• WRITTEN REQUEST: Repeat the material verbatim. Images are excluded from the copy.

Data records

· · · ·

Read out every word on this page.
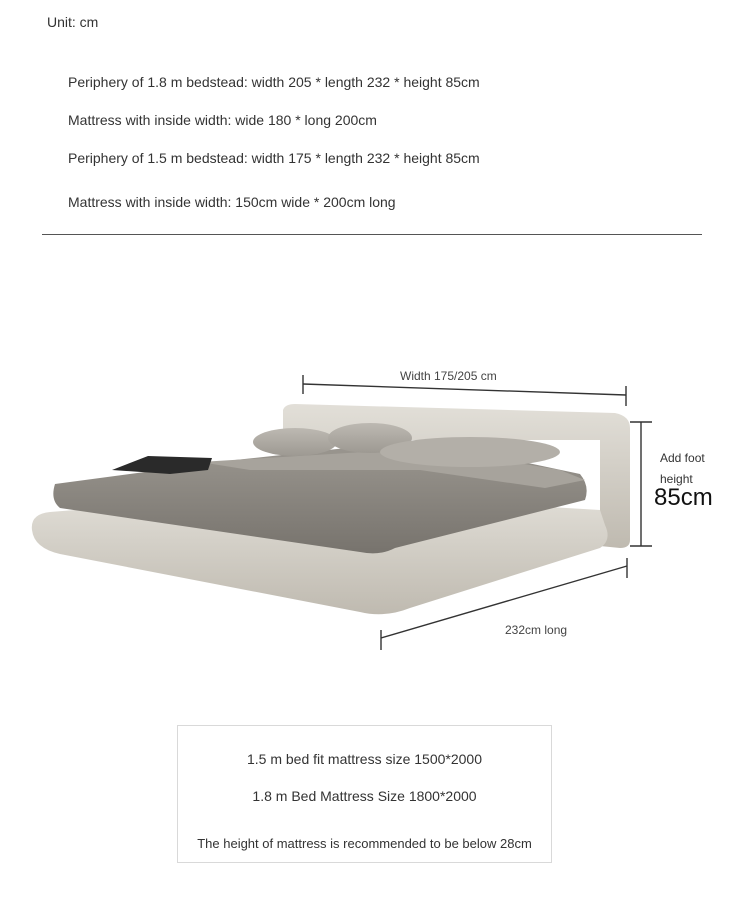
Unit: cm
Periphery of 1.8 m bedstead: width 205 * length 232 * height 85cm
Mattress with inside width: wide 180 * long 200cm
Periphery of 1.5 m bedstead: width 175 * length 232 * height 85cm
Mattress with inside width: 150cm wide * 200cm long
Width 175/205 cm
Add foot
height
85cm
232cm long
1.5 m bed fit mattress size 1500*2000
1.8 m Bed Mattress Size 1800*2000
The height of mattress is recommended to be below 28cm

· · · ·

• OUTPUT BELOW:
Read out every word on this page.
Unit: cm
Periphery of 1.8 m bedstead: width 205 * length 232 * height 85cm
Mattress with inside width: wide 180 * long 200cm
Periphery of 1.5 m bedstead: width 175 * length 232 * height 85cm
Mattress with inside width: 150cm wide * 200cm long
Width 175/205 cm
Add foot
height
85cm
232cm long
1.5 m bed fit mattress size 1500*2000
1.8 m Bed Mattress Size 1800*2000
The height of mattress is recommended to be below 28cm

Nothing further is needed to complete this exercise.